* **GIVEN REQUEST**
Repeat the data that follows, word for word, without the images.
* start THE INPUT *
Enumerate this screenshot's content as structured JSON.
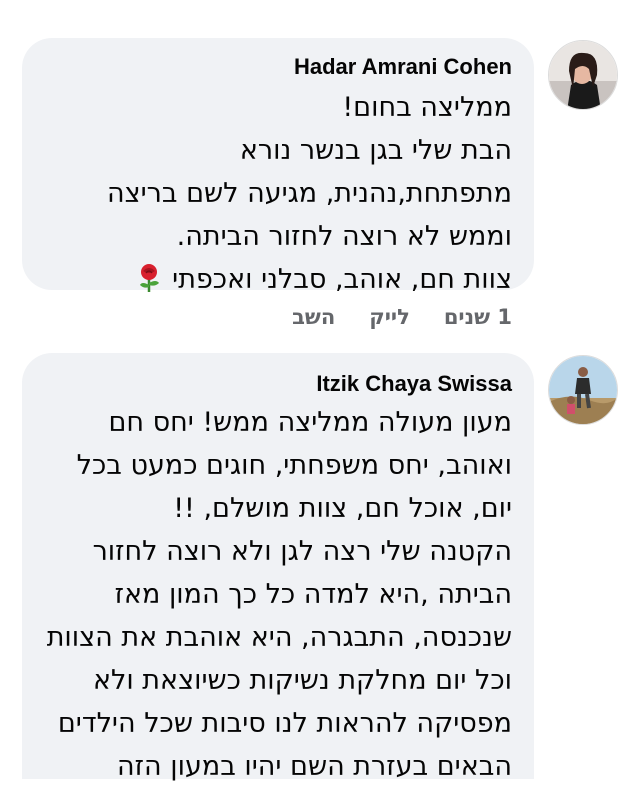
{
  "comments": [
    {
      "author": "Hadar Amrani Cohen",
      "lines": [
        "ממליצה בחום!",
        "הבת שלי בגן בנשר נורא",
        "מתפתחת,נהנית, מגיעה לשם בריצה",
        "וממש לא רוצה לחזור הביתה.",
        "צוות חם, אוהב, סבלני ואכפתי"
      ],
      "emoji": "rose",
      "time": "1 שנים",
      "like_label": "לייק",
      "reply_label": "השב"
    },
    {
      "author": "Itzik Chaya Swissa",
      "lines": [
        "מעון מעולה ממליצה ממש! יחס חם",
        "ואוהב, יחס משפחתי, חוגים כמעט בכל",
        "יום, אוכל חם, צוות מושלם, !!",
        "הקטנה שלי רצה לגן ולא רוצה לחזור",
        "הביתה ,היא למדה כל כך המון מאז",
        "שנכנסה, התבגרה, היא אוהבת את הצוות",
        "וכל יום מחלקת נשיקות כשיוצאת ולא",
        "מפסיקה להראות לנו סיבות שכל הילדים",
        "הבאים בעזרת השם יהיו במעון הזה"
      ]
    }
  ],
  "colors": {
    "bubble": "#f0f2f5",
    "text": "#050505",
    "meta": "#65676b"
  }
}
* end THE INPUT *
* **WRITTEN SOLUTION**
Enumerate this screenshot's content as structured JSON.
{
  "comments": [
    {
      "author": "Hadar Amrani Cohen",
      "lines": [
        "ממליצה בחום!",
        "הבת שלי בגן בנשר נורא",
        "מתפתחת,נהנית, מגיעה לשם בריצה",
        "וממש לא רוצה לחזור הביתה.",
        "צוות חם, אוהב, סבלני ואכפתי"
      ],
      "emoji": "rose",
      "time": "1 שנים",
      "like_label": "לייק",
      "reply_label": "השב"
    },
    {
      "author": "Itzik Chaya Swissa",
      "lines": [
        "מעון מעולה ממליצה ממש! יחס חם",
        "ואוהב, יחס משפחתי, חוגים כמעט בכל",
        "יום, אוכל חם, צוות מושלם, !!",
        "הקטנה שלי רצה לגן ולא רוצה לחזור",
        "הביתה ,היא למדה כל כך המון מאז",
        "שנכנסה, התבגרה, היא אוהבת את הצוות",
        "וכל יום מחלקת נשיקות כשיוצאת ולא",
        "מפסיקה להראות לנו סיבות שכל הילדים",
        "הבאים בעזרת השם יהיו במעון הזה"
      ]
    }
  ],
  "colors": {
    "bubble": "#f0f2f5",
    "text": "#050505",
    "meta": "#65676b"
  }
}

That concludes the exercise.